EXERCISE AIM:
Locate and copy all lines bearing the word "started".

──────── DATA PROVIDED ────────

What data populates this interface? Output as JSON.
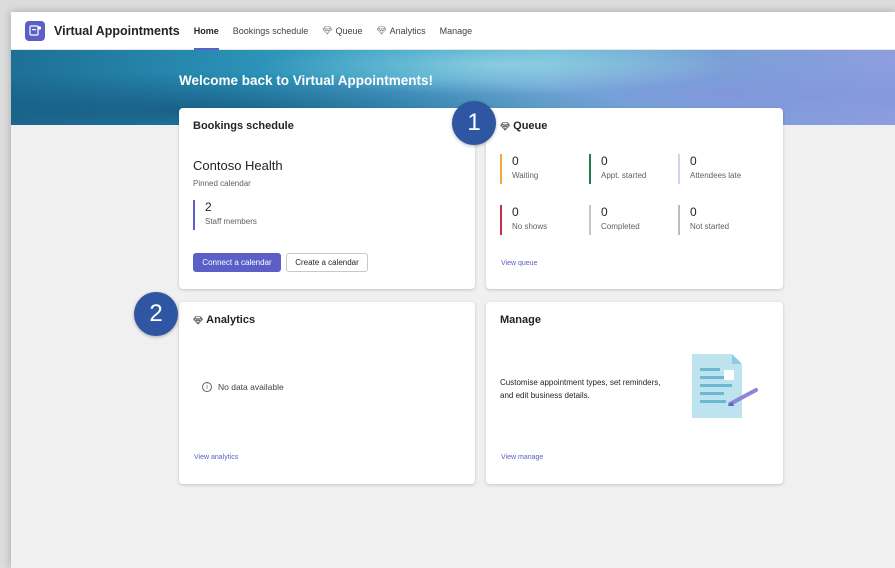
{
  "app": {
    "title": "Virtual Appointments"
  },
  "nav": {
    "tabs": [
      {
        "label": "Home",
        "active": true
      },
      {
        "label": "Bookings schedule"
      },
      {
        "label": "Queue",
        "icon": "gem-icon"
      },
      {
        "label": "Analytics",
        "icon": "gem-icon"
      },
      {
        "label": "Manage"
      }
    ]
  },
  "banner": {
    "title": "Welcome back to Virtual Appointments!"
  },
  "bookings": {
    "title": "Bookings schedule",
    "org_name": "Contoso Health",
    "org_sub": "Pinned calendar",
    "staff_count": "2",
    "staff_label": "Staff members",
    "connect_label": "Connect a calendar",
    "create_label": "Create a calendar"
  },
  "queue": {
    "title": "Queue",
    "stats": [
      {
        "value": "0",
        "label": "Waiting",
        "color": "#f2a93b"
      },
      {
        "value": "0",
        "label": "Appt. started",
        "color": "#237b4b"
      },
      {
        "value": "0",
        "label": "Attendees late",
        "color": "#d1d1f0"
      },
      {
        "value": "0",
        "label": "No shows",
        "color": "#c4314b"
      },
      {
        "value": "0",
        "label": "Completed",
        "color": "#c8c8c8"
      },
      {
        "value": "0",
        "label": "Not started",
        "color": "#bdbdbd"
      }
    ],
    "link": "View queue"
  },
  "analytics": {
    "title": "Analytics",
    "no_data": "No data available",
    "link": "View analytics"
  },
  "manage": {
    "title": "Manage",
    "description": "Customise appointment types, set reminders, and edit business details.",
    "link": "View manage"
  },
  "callouts": [
    "1",
    "2"
  ],
  "colors": {
    "accent": "#5b5fc7",
    "callout": "#2f56a3"
  }
}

────────

FINAL ANSWER:
        "label": "Appt. started",
        "label": "Not started",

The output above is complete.